** start Record excerpts **

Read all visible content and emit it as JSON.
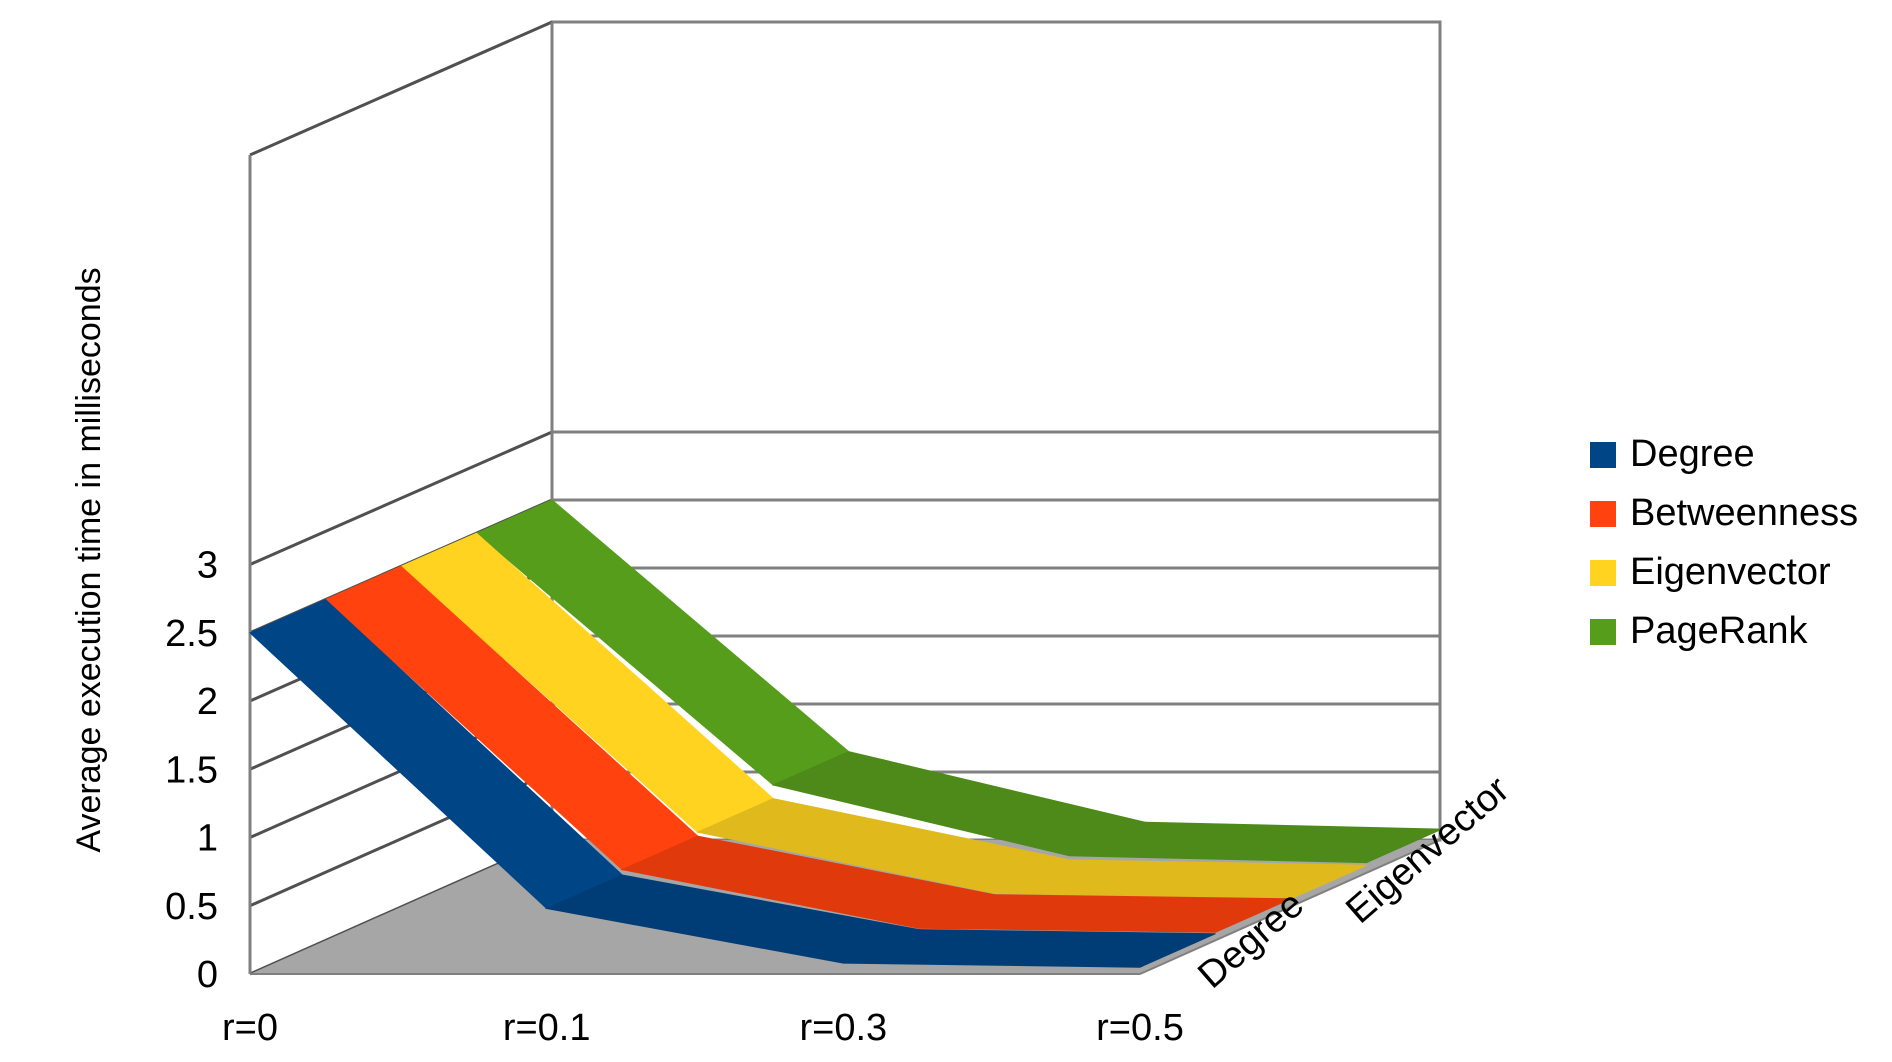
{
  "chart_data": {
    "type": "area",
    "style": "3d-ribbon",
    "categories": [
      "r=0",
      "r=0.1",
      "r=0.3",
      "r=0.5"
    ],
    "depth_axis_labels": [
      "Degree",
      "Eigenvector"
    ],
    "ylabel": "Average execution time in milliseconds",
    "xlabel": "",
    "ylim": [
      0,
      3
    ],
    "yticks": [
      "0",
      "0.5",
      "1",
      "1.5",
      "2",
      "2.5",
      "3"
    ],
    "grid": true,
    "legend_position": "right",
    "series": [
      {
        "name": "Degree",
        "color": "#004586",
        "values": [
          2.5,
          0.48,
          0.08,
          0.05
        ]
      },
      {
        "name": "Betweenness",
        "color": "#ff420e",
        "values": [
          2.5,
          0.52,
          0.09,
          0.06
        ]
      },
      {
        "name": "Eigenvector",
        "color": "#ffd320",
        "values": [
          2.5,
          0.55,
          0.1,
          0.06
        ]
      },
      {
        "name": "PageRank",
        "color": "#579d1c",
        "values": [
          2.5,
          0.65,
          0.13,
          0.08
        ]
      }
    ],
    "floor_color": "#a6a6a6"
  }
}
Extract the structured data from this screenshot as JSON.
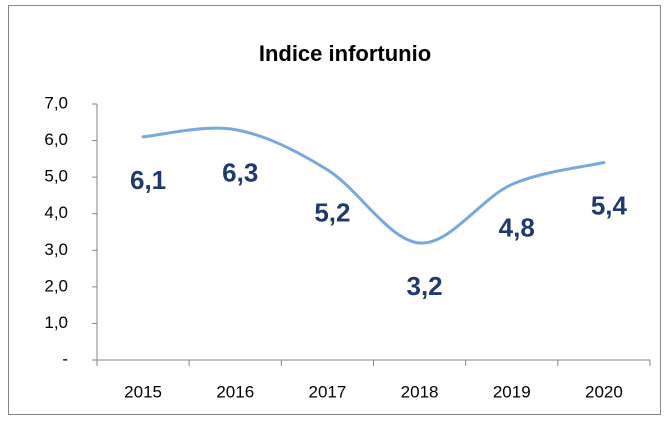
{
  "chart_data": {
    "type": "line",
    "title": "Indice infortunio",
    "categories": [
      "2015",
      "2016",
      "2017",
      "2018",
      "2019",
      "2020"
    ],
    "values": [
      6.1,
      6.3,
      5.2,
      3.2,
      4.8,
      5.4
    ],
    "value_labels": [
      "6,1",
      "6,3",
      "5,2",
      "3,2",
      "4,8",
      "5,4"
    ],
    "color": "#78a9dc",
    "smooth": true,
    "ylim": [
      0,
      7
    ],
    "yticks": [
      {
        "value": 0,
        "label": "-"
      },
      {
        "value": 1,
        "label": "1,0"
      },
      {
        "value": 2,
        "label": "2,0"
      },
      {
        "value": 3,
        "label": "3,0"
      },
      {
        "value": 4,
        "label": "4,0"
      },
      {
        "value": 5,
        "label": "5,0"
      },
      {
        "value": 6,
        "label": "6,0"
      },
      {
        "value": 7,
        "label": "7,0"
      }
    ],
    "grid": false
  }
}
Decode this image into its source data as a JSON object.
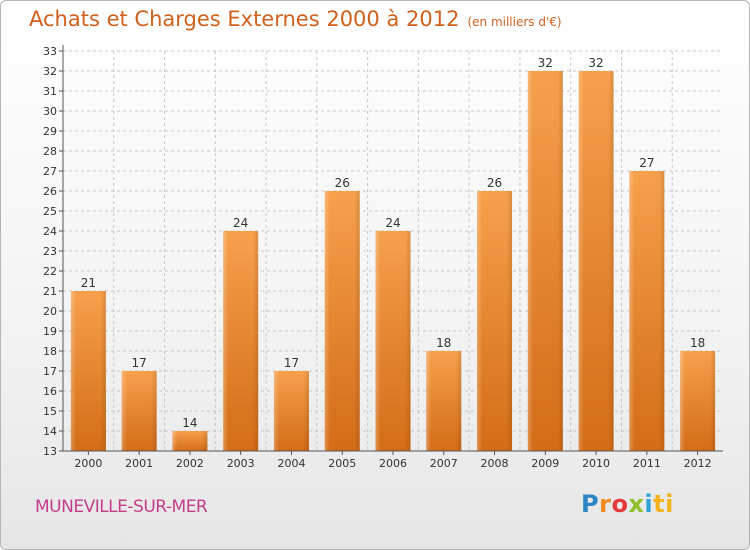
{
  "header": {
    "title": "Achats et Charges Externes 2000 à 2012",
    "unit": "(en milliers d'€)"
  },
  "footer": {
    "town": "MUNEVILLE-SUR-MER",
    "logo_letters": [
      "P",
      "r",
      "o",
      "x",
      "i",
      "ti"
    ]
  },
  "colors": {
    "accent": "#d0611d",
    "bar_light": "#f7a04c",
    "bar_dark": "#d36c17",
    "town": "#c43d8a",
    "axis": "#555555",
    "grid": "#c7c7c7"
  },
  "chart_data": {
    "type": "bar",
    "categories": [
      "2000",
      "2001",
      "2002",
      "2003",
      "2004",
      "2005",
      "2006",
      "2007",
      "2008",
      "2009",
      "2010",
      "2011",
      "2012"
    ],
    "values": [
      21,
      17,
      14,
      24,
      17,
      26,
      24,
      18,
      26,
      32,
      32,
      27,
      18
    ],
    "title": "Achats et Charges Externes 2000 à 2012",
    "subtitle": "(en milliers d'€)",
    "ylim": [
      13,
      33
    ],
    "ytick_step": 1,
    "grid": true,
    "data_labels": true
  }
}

** end Record excerpts **

▶ Aim of the task: The records above are to be reproduced exactly; the pictures are to be left out.

▶ Task result:
Read all visible content and emit it as JSON.
{
  "chart_data": {
    "type": "area",
    "style": "3d-ribbon",
    "categories": [
      "r=0",
      "r=0.1",
      "r=0.3",
      "r=0.5"
    ],
    "depth_axis_labels": [
      "Degree",
      "Eigenvector"
    ],
    "ylabel": "Average execution time in milliseconds",
    "xlabel": "",
    "ylim": [
      0,
      3
    ],
    "yticks": [
      "0",
      "0.5",
      "1",
      "1.5",
      "2",
      "2.5",
      "3"
    ],
    "grid": true,
    "legend_position": "right",
    "series": [
      {
        "name": "Degree",
        "color": "#004586",
        "values": [
          2.5,
          0.48,
          0.08,
          0.05
        ]
      },
      {
        "name": "Betweenness",
        "color": "#ff420e",
        "values": [
          2.5,
          0.52,
          0.09,
          0.06
        ]
      },
      {
        "name": "Eigenvector",
        "color": "#ffd320",
        "values": [
          2.5,
          0.55,
          0.1,
          0.06
        ]
      },
      {
        "name": "PageRank",
        "color": "#579d1c",
        "values": [
          2.5,
          0.65,
          0.13,
          0.08
        ]
      }
    ],
    "floor_color": "#a6a6a6"
  }
}
Extract the structured data from this screenshot as JSON.
{
  "chart_data": {
    "type": "line",
    "title": "Indice infortunio",
    "categories": [
      "2015",
      "2016",
      "2017",
      "2018",
      "2019",
      "2020"
    ],
    "values": [
      6.1,
      6.3,
      5.2,
      3.2,
      4.8,
      5.4
    ],
    "value_labels": [
      "6,1",
      "6,3",
      "5,2",
      "3,2",
      "4,8",
      "5,4"
    ],
    "color": "#78a9dc",
    "smooth": true,
    "ylim": [
      0,
      7
    ],
    "yticks": [
      {
        "value": 0,
        "label": "-"
      },
      {
        "value": 1,
        "label": "1,0"
      },
      {
        "value": 2,
        "label": "2,0"
      },
      {
        "value": 3,
        "label": "3,0"
      },
      {
        "value": 4,
        "label": "4,0"
      },
      {
        "value": 5,
        "label": "5,0"
      },
      {
        "value": 6,
        "label": "6,0"
      },
      {
        "value": 7,
        "label": "7,0"
      }
    ],
    "grid": false
  }
}
Decode this image into its source data as a JSON object.
{
  "header": {
    "title": "Achats et Charges Externes 2000 à 2012",
    "unit": "(en milliers d'€)"
  },
  "footer": {
    "town": "MUNEVILLE-SUR-MER",
    "logo_letters": [
      "P",
      "r",
      "o",
      "x",
      "i",
      "ti"
    ]
  },
  "colors": {
    "accent": "#d0611d",
    "bar_light": "#f7a04c",
    "bar_dark": "#d36c17",
    "town": "#c43d8a",
    "axis": "#555555",
    "grid": "#c7c7c7"
  },
  "chart_data": {
    "type": "bar",
    "categories": [
      "2000",
      "2001",
      "2002",
      "2003",
      "2004",
      "2005",
      "2006",
      "2007",
      "2008",
      "2009",
      "2010",
      "2011",
      "2012"
    ],
    "values": [
      21,
      17,
      14,
      24,
      17,
      26,
      24,
      18,
      26,
      32,
      32,
      27,
      18
    ],
    "title": "Achats et Charges Externes 2000 à 2012",
    "subtitle": "(en milliers d'€)",
    "ylim": [
      13,
      33
    ],
    "ytick_step": 1,
    "grid": true,
    "data_labels": true
  }
}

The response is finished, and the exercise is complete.